⟨

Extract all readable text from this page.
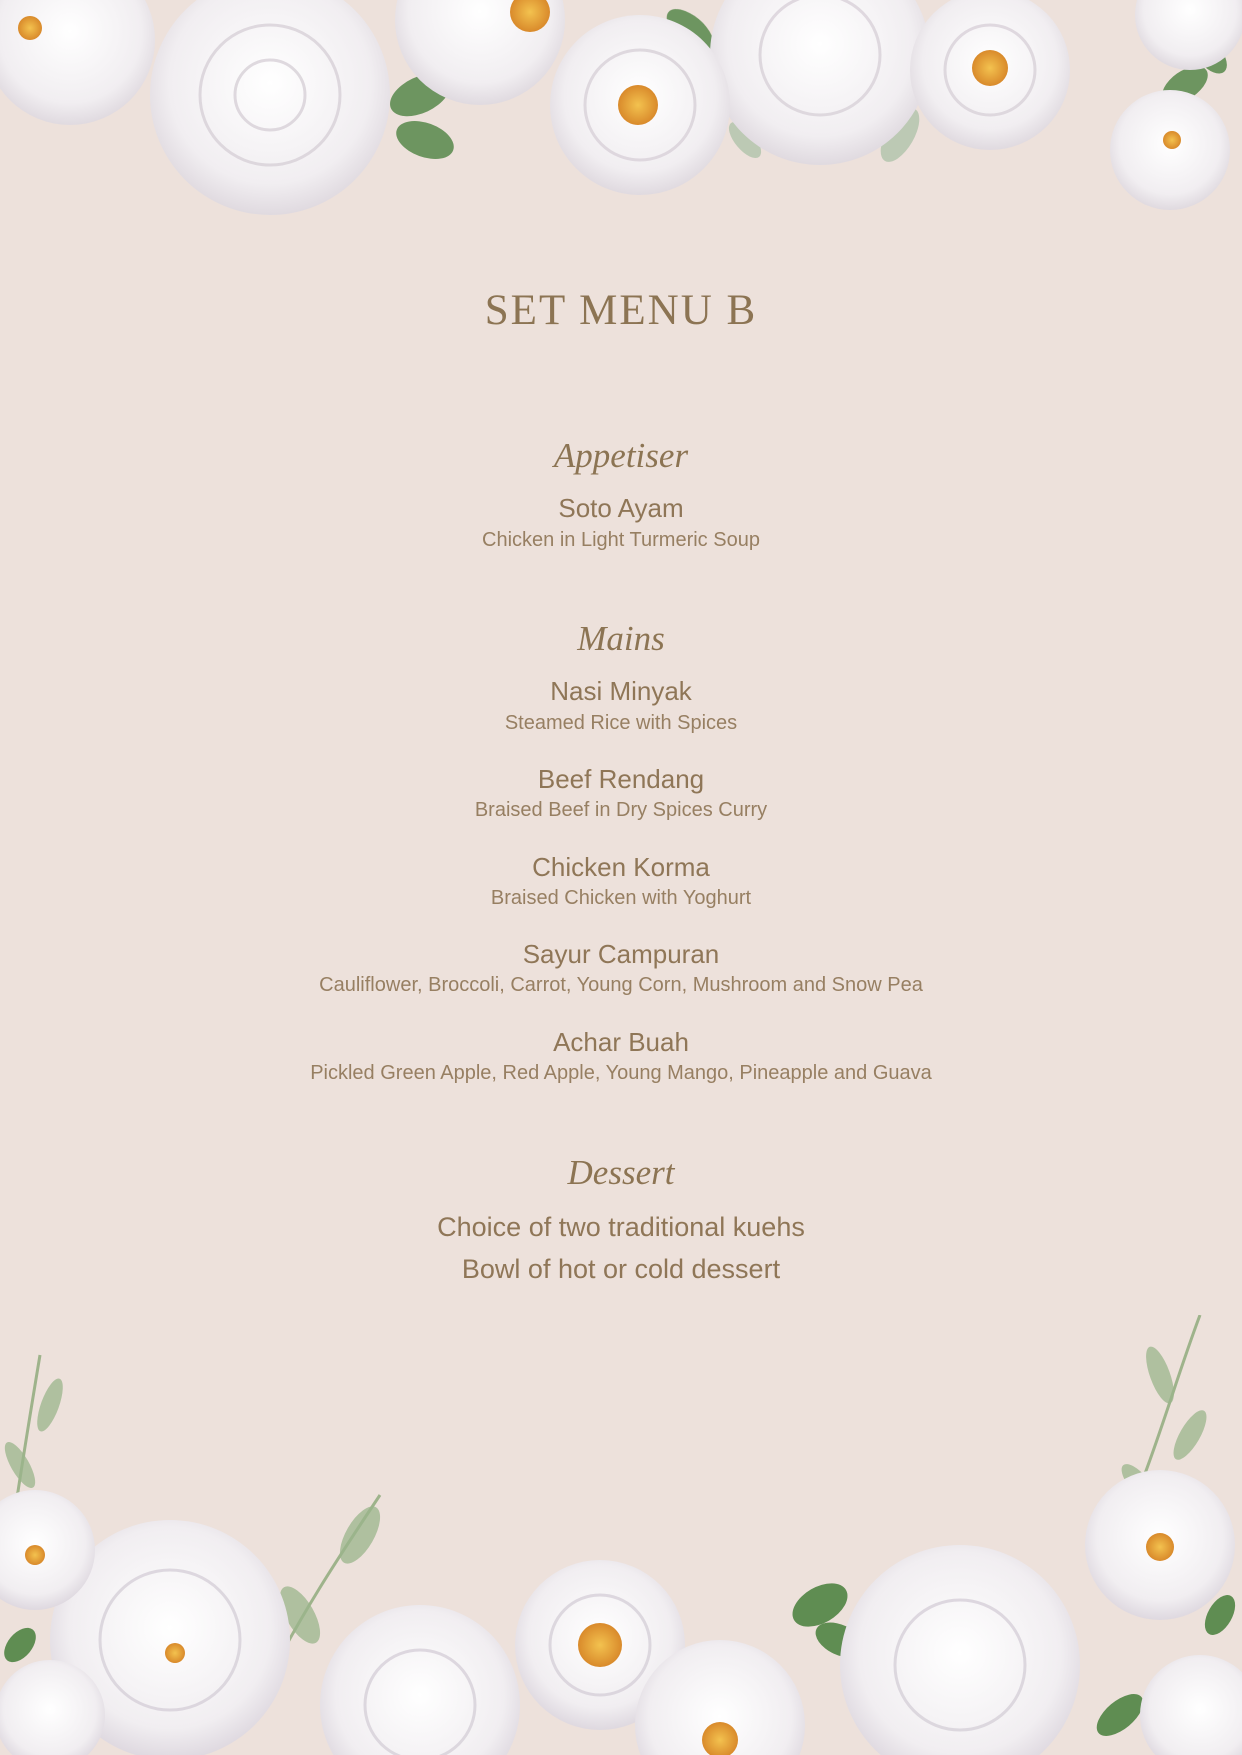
SET MENU B
Appetiser
Soto Ayam
Chicken in Light Turmeric Soup
Mains
Nasi Minyak
Steamed Rice with Spices
Beef Rendang
Braised Beef in Dry Spices Curry
Chicken Korma
Braised Chicken with Yoghurt
Sayur Campuran
Cauliflower, Broccoli, Carrot, Young Corn, Mushroom and Snow Pea
Achar Buah
Pickled Green Apple, Red Apple, Young Mango, Pineapple and Guava
Dessert
Choice of two traditional kuehs
Bowl of hot or cold dessert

⟩

Your objective: Which lines contain the word "Chicken"? Copy each of them.

Result:
Chicken in Light Turmeric Soup
Chicken Korma
Braised Chicken with Yoghurt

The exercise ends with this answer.